> Task prompt
Below are some records; return each one exactly.

> Supplied entries
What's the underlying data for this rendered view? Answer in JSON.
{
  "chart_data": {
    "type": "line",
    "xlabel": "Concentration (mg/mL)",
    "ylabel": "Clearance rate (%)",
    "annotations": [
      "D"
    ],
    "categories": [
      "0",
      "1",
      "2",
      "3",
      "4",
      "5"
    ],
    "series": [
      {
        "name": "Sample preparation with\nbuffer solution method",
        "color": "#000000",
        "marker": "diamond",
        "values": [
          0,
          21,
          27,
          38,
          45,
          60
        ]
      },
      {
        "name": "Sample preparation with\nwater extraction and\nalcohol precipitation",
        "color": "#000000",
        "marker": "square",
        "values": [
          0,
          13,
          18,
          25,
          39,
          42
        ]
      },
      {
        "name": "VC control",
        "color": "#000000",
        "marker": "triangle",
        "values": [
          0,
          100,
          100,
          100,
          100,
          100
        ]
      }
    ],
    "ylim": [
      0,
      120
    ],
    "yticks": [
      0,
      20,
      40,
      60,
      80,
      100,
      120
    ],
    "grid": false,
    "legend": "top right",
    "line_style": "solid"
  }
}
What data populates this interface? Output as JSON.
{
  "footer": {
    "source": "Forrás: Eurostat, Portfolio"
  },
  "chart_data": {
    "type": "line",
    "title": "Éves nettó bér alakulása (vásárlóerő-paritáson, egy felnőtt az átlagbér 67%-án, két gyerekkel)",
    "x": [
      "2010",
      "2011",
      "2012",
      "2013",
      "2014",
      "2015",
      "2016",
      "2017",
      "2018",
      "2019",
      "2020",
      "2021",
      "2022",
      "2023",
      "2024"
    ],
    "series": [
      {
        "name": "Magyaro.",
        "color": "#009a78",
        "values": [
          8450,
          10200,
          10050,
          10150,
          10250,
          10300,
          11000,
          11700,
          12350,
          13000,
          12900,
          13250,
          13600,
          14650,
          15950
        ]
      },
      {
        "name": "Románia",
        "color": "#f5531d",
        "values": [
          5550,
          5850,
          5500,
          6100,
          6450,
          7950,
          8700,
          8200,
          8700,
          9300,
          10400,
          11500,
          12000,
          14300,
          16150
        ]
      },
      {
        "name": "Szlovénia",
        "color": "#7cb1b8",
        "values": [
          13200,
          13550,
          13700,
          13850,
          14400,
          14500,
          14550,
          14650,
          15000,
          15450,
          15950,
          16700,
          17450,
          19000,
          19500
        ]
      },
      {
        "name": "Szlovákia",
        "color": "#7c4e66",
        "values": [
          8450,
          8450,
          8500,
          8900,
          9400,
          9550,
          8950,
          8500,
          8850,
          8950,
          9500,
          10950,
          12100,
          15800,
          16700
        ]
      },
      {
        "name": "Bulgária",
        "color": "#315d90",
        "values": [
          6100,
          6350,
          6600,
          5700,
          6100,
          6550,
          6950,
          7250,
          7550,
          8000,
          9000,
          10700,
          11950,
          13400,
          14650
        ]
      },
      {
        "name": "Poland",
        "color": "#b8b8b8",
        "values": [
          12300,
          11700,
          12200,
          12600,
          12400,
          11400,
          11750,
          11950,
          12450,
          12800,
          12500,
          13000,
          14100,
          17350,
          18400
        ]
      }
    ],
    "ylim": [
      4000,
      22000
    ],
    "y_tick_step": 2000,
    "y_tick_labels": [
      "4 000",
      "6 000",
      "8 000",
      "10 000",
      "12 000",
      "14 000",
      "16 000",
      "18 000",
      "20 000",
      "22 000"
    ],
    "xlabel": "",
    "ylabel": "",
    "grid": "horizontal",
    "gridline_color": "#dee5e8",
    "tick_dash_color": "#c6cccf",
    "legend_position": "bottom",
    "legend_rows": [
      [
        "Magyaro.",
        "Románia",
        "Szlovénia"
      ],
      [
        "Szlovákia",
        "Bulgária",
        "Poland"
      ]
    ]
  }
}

> Finished task
What's the underlying data for this rendered view? Answer in JSON.
{
  "chart_data": {
    "type": "line",
    "xlabel": "Concentration (mg/mL)",
    "ylabel": "Clearance rate (%)",
    "annotations": [
      "D"
    ],
    "categories": [
      "0",
      "1",
      "2",
      "3",
      "4",
      "5"
    ],
    "series": [
      {
        "name": "Sample preparation with\nbuffer solution method",
        "color": "#000000",
        "marker": "diamond",
        "values": [
          0,
          21,
          27,
          38,
          45,
          60
        ]
      },
      {
        "name": "Sample preparation with\nwater extraction and\nalcohol precipitation",
        "color": "#000000",
        "marker": "square",
        "values": [
          0,
          13,
          18,
          25,
          39,
          42
        ]
      },
      {
        "name": "VC control",
        "color": "#000000",
        "marker": "triangle",
        "values": [
          0,
          100,
          100,
          100,
          100,
          100
        ]
      }
    ],
    "ylim": [
      0,
      120
    ],
    "yticks": [
      0,
      20,
      40,
      60,
      80,
      100,
      120
    ],
    "grid": false,
    "legend": "top right",
    "line_style": "solid"
  }
}
What data populates this interface? Output as JSON.
{
  "footer": {
    "source": "Forrás: Eurostat, Portfolio"
  },
  "chart_data": {
    "type": "line",
    "title": "Éves nettó bér alakulása (vásárlóerő-paritáson, egy felnőtt az átlagbér 67%-án, két gyerekkel)",
    "x": [
      "2010",
      "2011",
      "2012",
      "2013",
      "2014",
      "2015",
      "2016",
      "2017",
      "2018",
      "2019",
      "2020",
      "2021",
      "2022",
      "2023",
      "2024"
    ],
    "series": [
      {
        "name": "Magyaro.",
        "color": "#009a78",
        "values": [
          8450,
          10200,
          10050,
          10150,
          10250,
          10300,
          11000,
          11700,
          12350,
          13000,
          12900,
          13250,
          13600,
          14650,
          15950
        ]
      },
      {
        "name": "Románia",
        "color": "#f5531d",
        "values": [
          5550,
          5850,
          5500,
          6100,
          6450,
          7950,
          8700,
          8200,
          8700,
          9300,
          10400,
          11500,
          12000,
          14300,
          16150
        ]
      },
      {
        "name": "Szlovénia",
        "color": "#7cb1b8",
        "values": [
          13200,
          13550,
          13700,
          13850,
          14400,
          14500,
          14550,
          14650,
          15000,
          15450,
          15950,
          16700,
          17450,
          19000,
          19500
        ]
      },
      {
        "name": "Szlovákia",
        "color": "#7c4e66",
        "values": [
          8450,
          8450,
          8500,
          8900,
          9400,
          9550,
          8950,
          8500,
          8850,
          8950,
          9500,
          10950,
          12100,
          15800,
          16700
        ]
      },
      {
        "name": "Bulgária",
        "color": "#315d90",
        "values": [
          6100,
          6350,
          6600,
          5700,
          6100,
          6550,
          6950,
          7250,
          7550,
          8000,
          9000,
          10700,
          11950,
          13400,
          14650
        ]
      },
      {
        "name": "Poland",
        "color": "#b8b8b8",
        "values": [
          12300,
          11700,
          12200,
          12600,
          12400,
          11400,
          11750,
          11950,
          12450,
          12800,
          12500,
          13000,
          14100,
          17350,
          18400
        ]
      }
    ],
    "ylim": [
      4000,
      22000
    ],
    "y_tick_step": 2000,
    "y_tick_labels": [
      "4 000",
      "6 000",
      "8 000",
      "10 000",
      "12 000",
      "14 000",
      "16 000",
      "18 000",
      "20 000",
      "22 000"
    ],
    "xlabel": "",
    "ylabel": "",
    "grid": "horizontal",
    "gridline_color": "#dee5e8",
    "tick_dash_color": "#c6cccf",
    "legend_position": "bottom",
    "legend_rows": [
      [
        "Magyaro.",
        "Románia",
        "Szlovénia"
      ],
      [
        "Szlovákia",
        "Bulgária",
        "Poland"
      ]
    ]
  }
}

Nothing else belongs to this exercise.